PROBLEM 1:
Answer these questions using the review of Unsouled.
(a) Which predecessor does the review say Unsouled does not live up to?
(b) What narrative tense does the review credit Neal Shusterman with using?
(c) Which character did the reviewer not enjoy in Unwholly?
PROBLEM 2:
Reproduce the passage of the Unsouled review from "Unsouled does not" up to and including "the next book.".

# START OF SELECTED TEXT

Unsouled does not really live up to its predecessor, Unwholly, and it’s definitely not the most interesting sequel of the Unwind series. However, that’s not necessarily a bad thing. It’s just turning the gears of the plot and leading us up to something big in the next book.
The writing is still solid. I’ve always enjoyed Neal Shusterman’s use of third-person present tense, especially as it’s fluid enough to be able to move from character to character without a jarring shift in tone. However, shifting from character to character has the unfortunate side-effect of ending a chapter with one character you like, only to have to shift to the next one. And believe me, I got bored of Starkey, Bam, Hayden and company quite quickly. I’m not one hundred per cent sure why, but maybe it’s because there was so much else going on. It could also be that I really didn’t enjoy Starkey as a character in Unwholly, but I wanted to learn more about the Rheinschilds, I wanted to read about Cam, Connor, Risa, Grace, and Nelson and Argent, all of whom have some excellent, thoroughly enjoyable chapters. Starkey’s efforts to make an army of kids pales in comparison to the other characters.

# END OF SELECTED TEXT
# START OF DATA EXTRACT

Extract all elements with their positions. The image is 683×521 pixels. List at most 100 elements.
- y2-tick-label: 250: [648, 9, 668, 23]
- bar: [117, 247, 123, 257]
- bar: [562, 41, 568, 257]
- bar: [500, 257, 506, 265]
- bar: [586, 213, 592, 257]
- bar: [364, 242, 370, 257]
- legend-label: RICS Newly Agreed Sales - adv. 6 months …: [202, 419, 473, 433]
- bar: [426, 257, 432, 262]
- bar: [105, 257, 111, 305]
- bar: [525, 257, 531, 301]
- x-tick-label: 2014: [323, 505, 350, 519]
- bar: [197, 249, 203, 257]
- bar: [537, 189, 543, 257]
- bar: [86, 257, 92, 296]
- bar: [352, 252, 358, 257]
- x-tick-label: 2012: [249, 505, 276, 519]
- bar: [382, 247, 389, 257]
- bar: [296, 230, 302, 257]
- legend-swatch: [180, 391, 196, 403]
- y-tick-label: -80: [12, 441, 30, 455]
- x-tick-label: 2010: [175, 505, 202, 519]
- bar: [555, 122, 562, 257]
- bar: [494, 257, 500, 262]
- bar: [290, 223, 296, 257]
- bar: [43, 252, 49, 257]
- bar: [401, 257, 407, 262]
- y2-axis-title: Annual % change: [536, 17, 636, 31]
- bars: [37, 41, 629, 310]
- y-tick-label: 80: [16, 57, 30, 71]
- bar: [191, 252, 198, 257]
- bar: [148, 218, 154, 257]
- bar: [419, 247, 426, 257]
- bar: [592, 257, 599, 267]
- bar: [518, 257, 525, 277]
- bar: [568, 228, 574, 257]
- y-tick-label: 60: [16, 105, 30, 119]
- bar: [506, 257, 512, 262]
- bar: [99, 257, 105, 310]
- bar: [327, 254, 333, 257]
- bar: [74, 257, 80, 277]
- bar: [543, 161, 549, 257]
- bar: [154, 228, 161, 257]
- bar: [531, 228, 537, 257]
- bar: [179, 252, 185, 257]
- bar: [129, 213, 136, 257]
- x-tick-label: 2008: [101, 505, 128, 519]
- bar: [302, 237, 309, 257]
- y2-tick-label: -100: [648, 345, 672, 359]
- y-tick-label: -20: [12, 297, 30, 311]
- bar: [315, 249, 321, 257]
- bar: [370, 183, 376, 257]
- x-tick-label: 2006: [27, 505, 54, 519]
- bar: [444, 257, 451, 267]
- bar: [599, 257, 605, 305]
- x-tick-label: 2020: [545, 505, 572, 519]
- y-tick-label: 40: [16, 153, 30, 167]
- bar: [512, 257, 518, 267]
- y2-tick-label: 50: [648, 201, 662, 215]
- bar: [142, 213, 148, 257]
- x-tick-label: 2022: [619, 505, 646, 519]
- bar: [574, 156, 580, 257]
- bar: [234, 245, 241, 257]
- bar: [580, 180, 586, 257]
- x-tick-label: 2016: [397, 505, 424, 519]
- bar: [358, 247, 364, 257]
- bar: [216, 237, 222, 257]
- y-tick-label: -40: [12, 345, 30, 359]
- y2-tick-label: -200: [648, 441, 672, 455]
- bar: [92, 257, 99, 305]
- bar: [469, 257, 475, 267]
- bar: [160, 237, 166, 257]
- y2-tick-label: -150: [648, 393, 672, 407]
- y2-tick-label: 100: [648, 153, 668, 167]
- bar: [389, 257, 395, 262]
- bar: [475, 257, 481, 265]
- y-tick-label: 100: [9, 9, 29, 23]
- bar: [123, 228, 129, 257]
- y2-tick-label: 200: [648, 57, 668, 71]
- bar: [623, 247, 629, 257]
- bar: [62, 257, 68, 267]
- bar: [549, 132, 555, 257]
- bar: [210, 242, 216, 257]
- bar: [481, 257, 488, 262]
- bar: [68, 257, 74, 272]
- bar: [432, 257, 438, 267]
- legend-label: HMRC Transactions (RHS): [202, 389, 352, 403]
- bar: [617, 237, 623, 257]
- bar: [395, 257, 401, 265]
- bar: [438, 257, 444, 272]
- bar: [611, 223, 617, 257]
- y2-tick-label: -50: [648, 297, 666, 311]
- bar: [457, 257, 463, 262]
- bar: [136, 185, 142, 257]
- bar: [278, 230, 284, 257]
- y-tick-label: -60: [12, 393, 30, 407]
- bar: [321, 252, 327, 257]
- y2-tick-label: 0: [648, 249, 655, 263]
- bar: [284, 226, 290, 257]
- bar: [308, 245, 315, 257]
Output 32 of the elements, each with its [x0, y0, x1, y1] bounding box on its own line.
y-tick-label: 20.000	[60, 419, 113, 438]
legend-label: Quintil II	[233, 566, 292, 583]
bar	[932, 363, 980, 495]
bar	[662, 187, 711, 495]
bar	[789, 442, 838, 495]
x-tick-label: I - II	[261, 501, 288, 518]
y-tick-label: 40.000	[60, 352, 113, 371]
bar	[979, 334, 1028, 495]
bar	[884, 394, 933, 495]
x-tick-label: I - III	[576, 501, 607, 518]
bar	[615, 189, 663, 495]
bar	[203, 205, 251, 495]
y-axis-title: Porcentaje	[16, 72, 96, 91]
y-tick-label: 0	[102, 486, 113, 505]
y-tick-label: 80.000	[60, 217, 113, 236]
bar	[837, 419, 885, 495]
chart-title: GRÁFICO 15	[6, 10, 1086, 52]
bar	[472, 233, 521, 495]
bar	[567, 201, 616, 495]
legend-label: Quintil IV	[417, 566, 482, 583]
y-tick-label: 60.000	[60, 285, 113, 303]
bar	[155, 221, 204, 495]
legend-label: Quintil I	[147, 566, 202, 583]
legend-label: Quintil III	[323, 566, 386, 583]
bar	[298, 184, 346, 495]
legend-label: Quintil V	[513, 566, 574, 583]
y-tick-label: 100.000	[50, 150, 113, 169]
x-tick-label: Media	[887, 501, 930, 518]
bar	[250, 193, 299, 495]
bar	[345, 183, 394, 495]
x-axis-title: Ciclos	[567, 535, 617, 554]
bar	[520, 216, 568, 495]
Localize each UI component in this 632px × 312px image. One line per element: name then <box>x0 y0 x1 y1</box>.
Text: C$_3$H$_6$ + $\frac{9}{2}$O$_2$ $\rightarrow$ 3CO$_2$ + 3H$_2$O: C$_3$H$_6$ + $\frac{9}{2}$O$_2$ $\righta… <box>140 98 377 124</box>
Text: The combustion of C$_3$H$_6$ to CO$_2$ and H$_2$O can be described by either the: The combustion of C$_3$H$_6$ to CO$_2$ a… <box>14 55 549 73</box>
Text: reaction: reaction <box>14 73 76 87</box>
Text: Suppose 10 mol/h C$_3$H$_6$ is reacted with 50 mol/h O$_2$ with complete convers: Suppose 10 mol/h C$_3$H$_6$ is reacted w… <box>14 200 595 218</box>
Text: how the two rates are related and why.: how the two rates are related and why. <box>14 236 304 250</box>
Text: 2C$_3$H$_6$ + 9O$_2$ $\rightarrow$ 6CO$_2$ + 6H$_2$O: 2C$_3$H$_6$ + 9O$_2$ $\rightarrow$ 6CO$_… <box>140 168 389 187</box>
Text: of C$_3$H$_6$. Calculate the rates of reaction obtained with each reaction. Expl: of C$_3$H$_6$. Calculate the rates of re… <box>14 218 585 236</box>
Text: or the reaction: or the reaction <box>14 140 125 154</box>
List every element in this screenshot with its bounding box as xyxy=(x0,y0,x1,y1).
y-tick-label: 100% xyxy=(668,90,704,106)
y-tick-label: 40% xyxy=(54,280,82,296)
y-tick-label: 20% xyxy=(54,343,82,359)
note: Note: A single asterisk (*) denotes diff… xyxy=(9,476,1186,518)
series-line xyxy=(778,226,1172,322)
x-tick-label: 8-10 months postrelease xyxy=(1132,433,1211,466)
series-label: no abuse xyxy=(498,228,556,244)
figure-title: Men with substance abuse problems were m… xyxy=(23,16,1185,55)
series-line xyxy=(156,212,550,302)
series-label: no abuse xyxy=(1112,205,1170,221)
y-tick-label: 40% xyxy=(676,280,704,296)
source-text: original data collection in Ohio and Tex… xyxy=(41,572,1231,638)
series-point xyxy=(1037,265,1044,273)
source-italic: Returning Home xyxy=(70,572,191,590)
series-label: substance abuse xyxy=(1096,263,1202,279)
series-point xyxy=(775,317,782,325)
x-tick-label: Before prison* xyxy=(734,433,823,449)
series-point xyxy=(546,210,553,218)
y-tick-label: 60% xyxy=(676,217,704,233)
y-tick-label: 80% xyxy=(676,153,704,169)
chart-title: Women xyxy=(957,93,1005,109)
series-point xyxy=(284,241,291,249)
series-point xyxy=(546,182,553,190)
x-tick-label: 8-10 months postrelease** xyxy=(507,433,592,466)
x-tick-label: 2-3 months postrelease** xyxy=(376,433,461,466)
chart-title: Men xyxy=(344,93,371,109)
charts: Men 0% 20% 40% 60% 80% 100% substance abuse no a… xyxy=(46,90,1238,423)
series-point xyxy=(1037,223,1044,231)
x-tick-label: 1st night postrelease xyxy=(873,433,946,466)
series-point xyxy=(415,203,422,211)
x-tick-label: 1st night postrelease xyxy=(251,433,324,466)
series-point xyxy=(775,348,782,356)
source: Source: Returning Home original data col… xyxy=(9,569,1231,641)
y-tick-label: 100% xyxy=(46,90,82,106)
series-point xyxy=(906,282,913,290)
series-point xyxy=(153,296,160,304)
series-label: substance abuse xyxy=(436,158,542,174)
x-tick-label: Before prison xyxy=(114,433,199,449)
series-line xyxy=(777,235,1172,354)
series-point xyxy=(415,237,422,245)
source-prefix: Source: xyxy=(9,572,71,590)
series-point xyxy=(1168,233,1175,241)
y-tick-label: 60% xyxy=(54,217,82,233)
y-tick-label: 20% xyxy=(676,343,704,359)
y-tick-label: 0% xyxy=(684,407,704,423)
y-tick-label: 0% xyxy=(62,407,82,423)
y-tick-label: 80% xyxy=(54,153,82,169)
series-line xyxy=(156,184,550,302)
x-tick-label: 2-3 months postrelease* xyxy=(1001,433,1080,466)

# END OF DATA EXTRACT

FULL OUTPUT 1:
(a) Unwholly
(b) Third-person present tense
(c) Starkey

FULL OUTPUT 2:
Unsouled does not really live up to its predecessor, Unwholly, and it’s definitely not the most interesting sequel of the Unwind series. However, that’s not necessarily a bad thing. It’s just turning the gears of the plot and leading us up to something big in the next book.